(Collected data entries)
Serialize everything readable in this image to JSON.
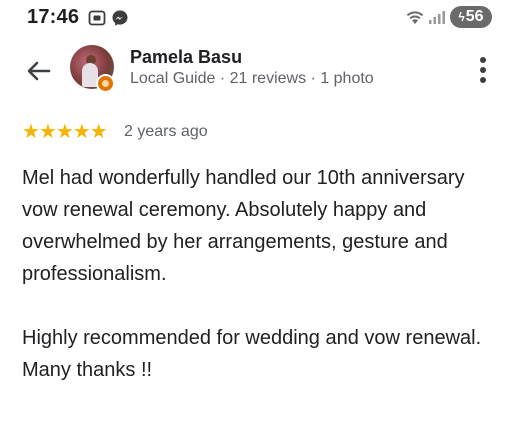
{
  "status_bar": {
    "time": "17:46",
    "battery": "56",
    "icons": [
      "screen-record-icon",
      "messenger-icon",
      "wifi-icon",
      "signal-icon",
      "battery-icon"
    ]
  },
  "header": {
    "back_icon": "arrow-back-icon",
    "reviewer_name": "Pamela Basu",
    "reviewer_meta": "Local Guide · 21 reviews · 1 photo",
    "more_icon": "more-vert-icon"
  },
  "rating": {
    "stars": 5,
    "max_stars": 5,
    "star_color": "#f4b400",
    "time_ago": "2 years ago"
  },
  "review": {
    "paragraph_1": "Mel had wonderfully handled our 10th anniversary vow renewal ceremony. Absolutely happy and overwhelmed by her arrangements, gesture and professionalism.",
    "paragraph_2_line_1": "Highly recommended for wedding and vow renewal.",
    "paragraph_2_line_2": "Many thanks !!"
  }
}
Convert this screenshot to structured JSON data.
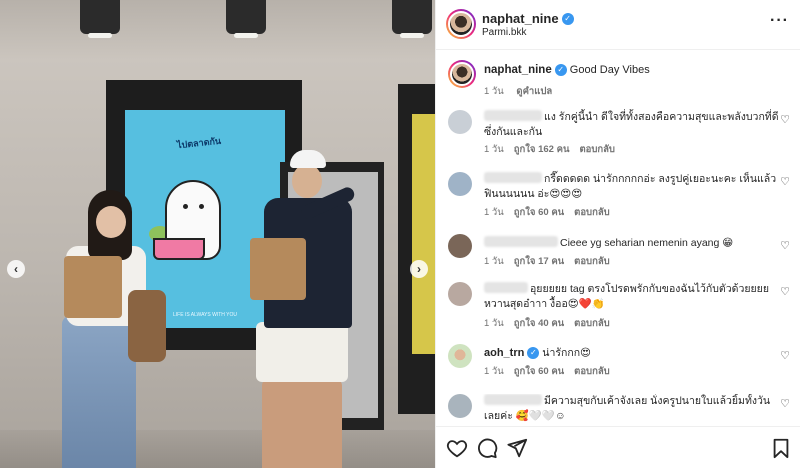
{
  "header": {
    "username": "naphat_nine",
    "location": "Parmi.bkk"
  },
  "caption": {
    "username": "naphat_nine",
    "text": "Good Day Vibes",
    "time": "1 วัน",
    "translate": "ดูคำแปล"
  },
  "comments": [
    {
      "text": "แง รักคู่นี้นำ ดีใจที่ทั้งสองคือความสุขและพลังบวกที่ดีซึ่งกันและกัน",
      "time": "1 วัน",
      "likes": "ถูกใจ 162 คน",
      "reply": "ตอบกลับ"
    },
    {
      "text": "กรี๊ดดดดด น่ารักกกกกอ่ะ ลงรูปคู่เยอะนะคะ เห็นแล้วฟินนนนนน อ่ะ😍😍😍",
      "time": "1 วัน",
      "likes": "ถูกใจ 60 คน",
      "reply": "ตอบกลับ"
    },
    {
      "text": "Cieee yg seharian nemenin ayang 😁",
      "time": "1 วัน",
      "likes": "ถูกใจ 17 คน",
      "reply": "ตอบกลับ"
    },
    {
      "text": "อุยยยยย tag ตรงโปรดพรักกับของฉันไว้กับตัวด้วยยยย หวานสุดอ๋าาา งื้ออ😍❤️👏",
      "time": "1 วัน",
      "likes": "ถูกใจ 40 คน",
      "reply": "ตอบกลับ"
    },
    {
      "username": "aoh_trn",
      "text": "น่ารักกก😍",
      "time": "1 วัน",
      "likes": "ถูกใจ 60 คน",
      "reply": "ตอบกลับ"
    },
    {
      "text": "มีความสุขกับเค้าจังเลย นั่งครูปนายใบแล้วยิ้มทั้งวันเลยค่ะ 🥰🤍🤍☺",
      "time": "",
      "likes": "",
      "reply": ""
    }
  ],
  "poster": {
    "title": "ไปตลาดกัน",
    "note": "LIFE IS ALWAYS WITH YOU"
  },
  "icons": {
    "more": "more-options-icon",
    "like": "heart-icon",
    "comment": "comment-bubble-icon",
    "share": "paper-plane-icon",
    "save": "bookmark-icon",
    "prev": "chevron-left-icon",
    "next": "chevron-right-icon"
  },
  "colors": {
    "verified": "#3897f0",
    "text": "#262626",
    "meta": "#737373",
    "border": "#efefef"
  }
}
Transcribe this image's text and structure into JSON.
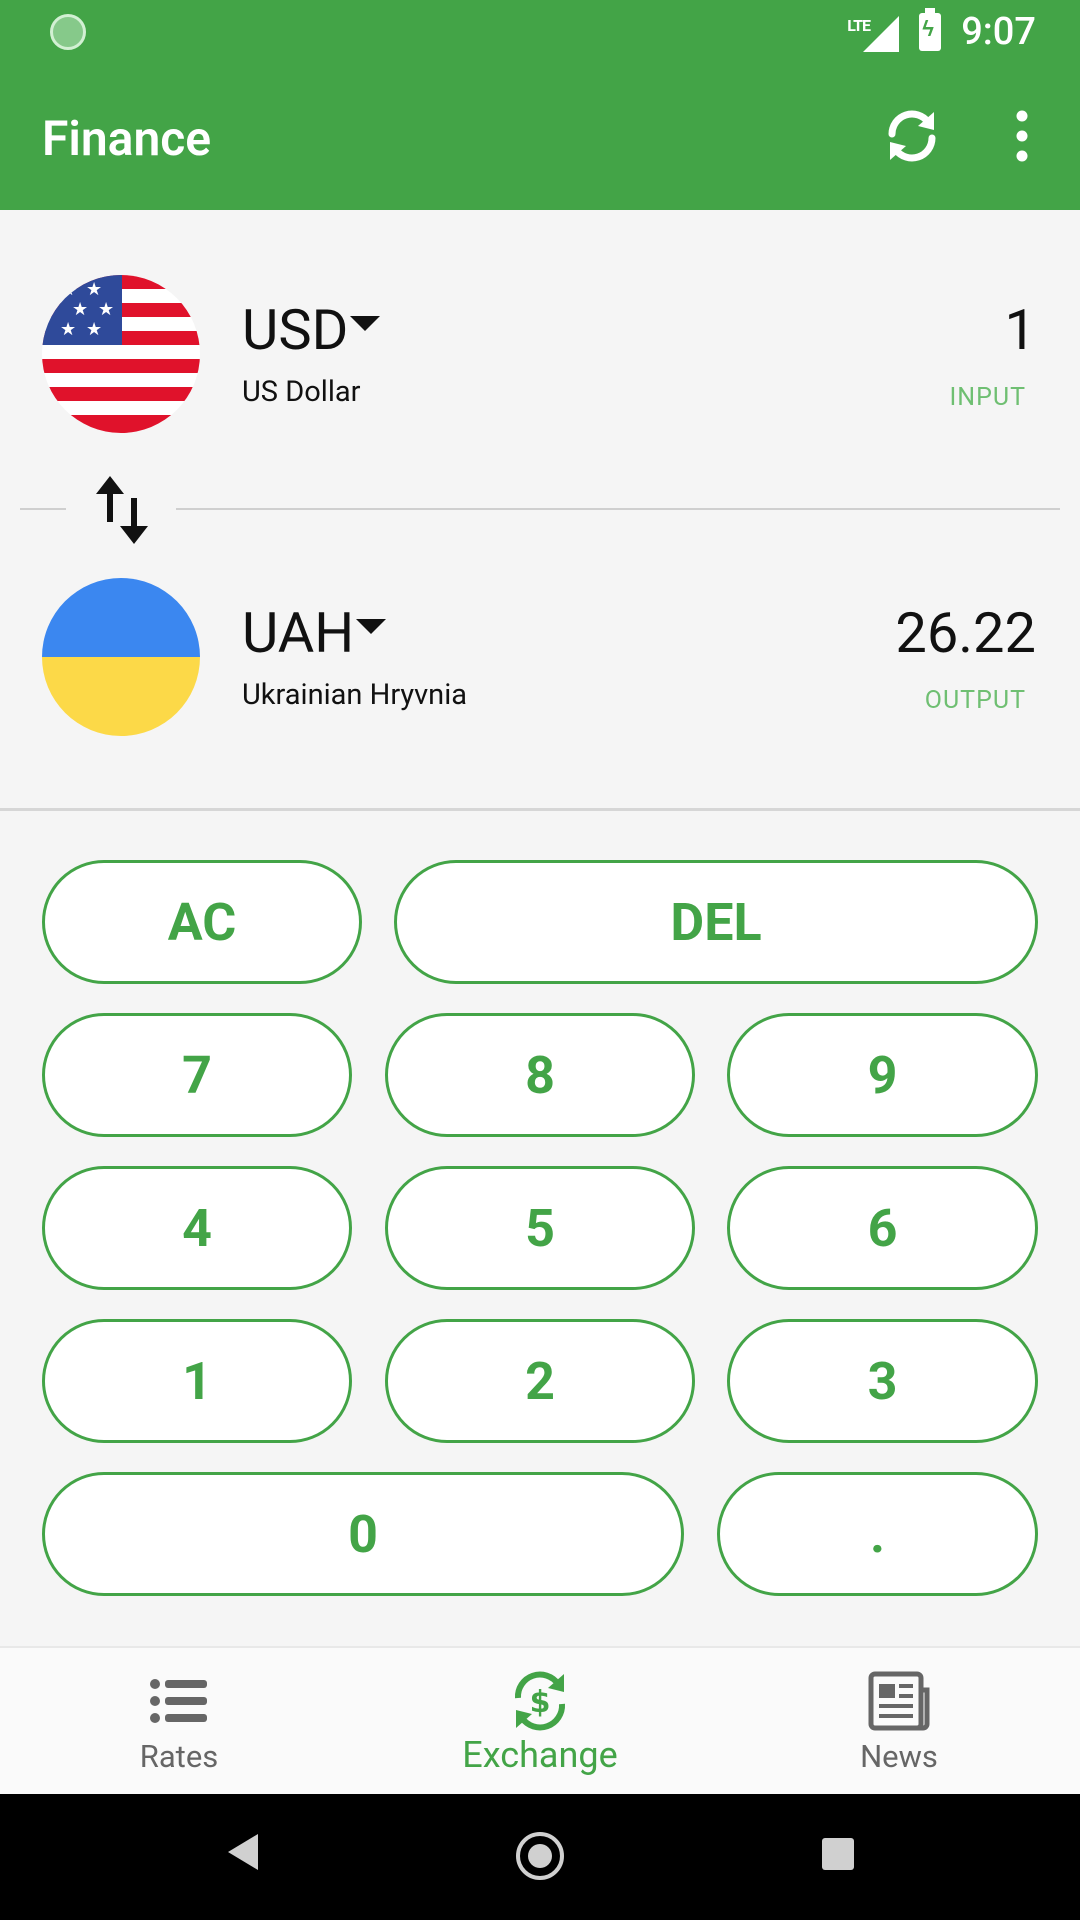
{
  "status_bar": {
    "network": "LTE",
    "time": "9:07"
  },
  "app_bar": {
    "title": "Finance"
  },
  "converter": {
    "from": {
      "code": "USD",
      "name": "US Dollar",
      "amount": "1",
      "role": "INPUT",
      "flag": "us-flag"
    },
    "to": {
      "code": "UAH",
      "name": "Ukrainian Hryvnia",
      "amount": "26.22",
      "role": "OUTPUT",
      "flag": "ua-flag"
    }
  },
  "keypad": {
    "ac": "AC",
    "del": "DEL",
    "k7": "7",
    "k8": "8",
    "k9": "9",
    "k4": "4",
    "k5": "5",
    "k6": "6",
    "k1": "1",
    "k2": "2",
    "k3": "3",
    "k0": "0",
    "dot": "."
  },
  "bottom_nav": {
    "items": [
      {
        "label": "Rates",
        "icon": "list-icon",
        "active": false
      },
      {
        "label": "Exchange",
        "icon": "currency-exchange-icon",
        "active": true
      },
      {
        "label": "News",
        "icon": "newspaper-icon",
        "active": false
      }
    ]
  },
  "colors": {
    "primary": "#43a447",
    "output_label": "#6fbf72"
  }
}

### OBJECTIVE
Without including any pictures, print all of the material exactly as given.

### THE RESPONSE
Serialize everything readable in this image to JSON.
{
  "status_bar": {
    "time": "17:46",
    "battery": "56",
    "icons": [
      "screen-record-icon",
      "messenger-icon",
      "wifi-icon",
      "signal-icon",
      "battery-icon"
    ]
  },
  "header": {
    "back_icon": "arrow-back-icon",
    "reviewer_name": "Pamela Basu",
    "reviewer_meta": "Local Guide · 21 reviews · 1 photo",
    "more_icon": "more-vert-icon"
  },
  "rating": {
    "stars": 5,
    "max_stars": 5,
    "star_color": "#f4b400",
    "time_ago": "2 years ago"
  },
  "review": {
    "paragraph_1": "Mel had wonderfully handled our 10th anniversary vow renewal ceremony. Absolutely happy and overwhelmed by her arrangements, gesture and professionalism.",
    "paragraph_2_line_1": "Highly recommended for wedding and vow renewal.",
    "paragraph_2_line_2": "Many thanks !!"
  }
}
Convert this screenshot to structured JSON data.
{
  "header": {
    "username": "naphat_nine",
    "location": "Parmi.bkk"
  },
  "caption": {
    "username": "naphat_nine",
    "text": "Good Day Vibes",
    "time": "1 วัน",
    "translate": "ดูคำแปล"
  },
  "comments": [
    {
      "text": "แง รักคู่นี้นำ ดีใจที่ทั้งสองคือความสุขและพลังบวกที่ดีซึ่งกันและกัน",
      "time": "1 วัน",
      "likes": "ถูกใจ 162 คน",
      "reply": "ตอบกลับ"
    },
    {
      "text": "กรี๊ดดดดด น่ารักกกกกอ่ะ ลงรูปคู่เยอะนะคะ เห็นแล้วฟินนนนนน อ่ะ😍😍😍",
      "time": "1 วัน",
      "likes": "ถูกใจ 60 คน",
      "reply": "ตอบกลับ"
    },
    {
      "text": "Cieee yg seharian nemenin ayang 😁",
      "time": "1 วัน",
      "likes": "ถูกใจ 17 คน",
      "reply": "ตอบกลับ"
    },
    {
      "text": "อุยยยยย tag ตรงโปรดพรักกับของฉันไว้กับตัวด้วยยยย หวานสุดอ๋าาา งื้ออ😍❤️👏",
      "time": "1 วัน",
      "likes": "ถูกใจ 40 คน",
      "reply": "ตอบกลับ"
    },
    {
      "username": "aoh_trn",
      "text": "น่ารักกก😍",
      "time": "1 วัน",
      "likes": "ถูกใจ 60 คน",
      "reply": "ตอบกลับ"
    },
    {
      "text": "มีความสุขกับเค้าจังเลย นั่งครูปนายใบแล้วยิ้มทั้งวันเลยค่ะ 🥰🤍🤍☺",
      "time": "",
      "likes": "",
      "reply": ""
    }
  ],
  "poster": {
    "title": "ไปตลาดกัน",
    "note": "LIFE IS ALWAYS WITH YOU"
  },
  "icons": {
    "more": "more-options-icon",
    "like": "heart-icon",
    "comment": "comment-bubble-icon",
    "share": "paper-plane-icon",
    "save": "bookmark-icon",
    "prev": "chevron-left-icon",
    "next": "chevron-right-icon"
  },
  "colors": {
    "verified": "#3897f0",
    "text": "#262626",
    "meta": "#737373",
    "border": "#efefef"
  }
}
Transcribe this image's text and structure into JSON.
{
  "status_bar": {
    "network": "LTE",
    "time": "9:07"
  },
  "app_bar": {
    "title": "Finance"
  },
  "converter": {
    "from": {
      "code": "USD",
      "name": "US Dollar",
      "amount": "1",
      "role": "INPUT",
      "flag": "us-flag"
    },
    "to": {
      "code": "UAH",
      "name": "Ukrainian Hryvnia",
      "amount": "26.22",
      "role": "OUTPUT",
      "flag": "ua-flag"
    }
  },
  "keypad": {
    "ac": "AC",
    "del": "DEL",
    "k7": "7",
    "k8": "8",
    "k9": "9",
    "k4": "4",
    "k5": "5",
    "k6": "6",
    "k1": "1",
    "k2": "2",
    "k3": "3",
    "k0": "0",
    "dot": "."
  },
  "bottom_nav": {
    "items": [
      {
        "label": "Rates",
        "icon": "list-icon",
        "active": false
      },
      {
        "label": "Exchange",
        "icon": "currency-exchange-icon",
        "active": true
      },
      {
        "label": "News",
        "icon": "newspaper-icon",
        "active": false
      }
    ]
  },
  "colors": {
    "primary": "#43a447",
    "output_label": "#6fbf72"
  }
}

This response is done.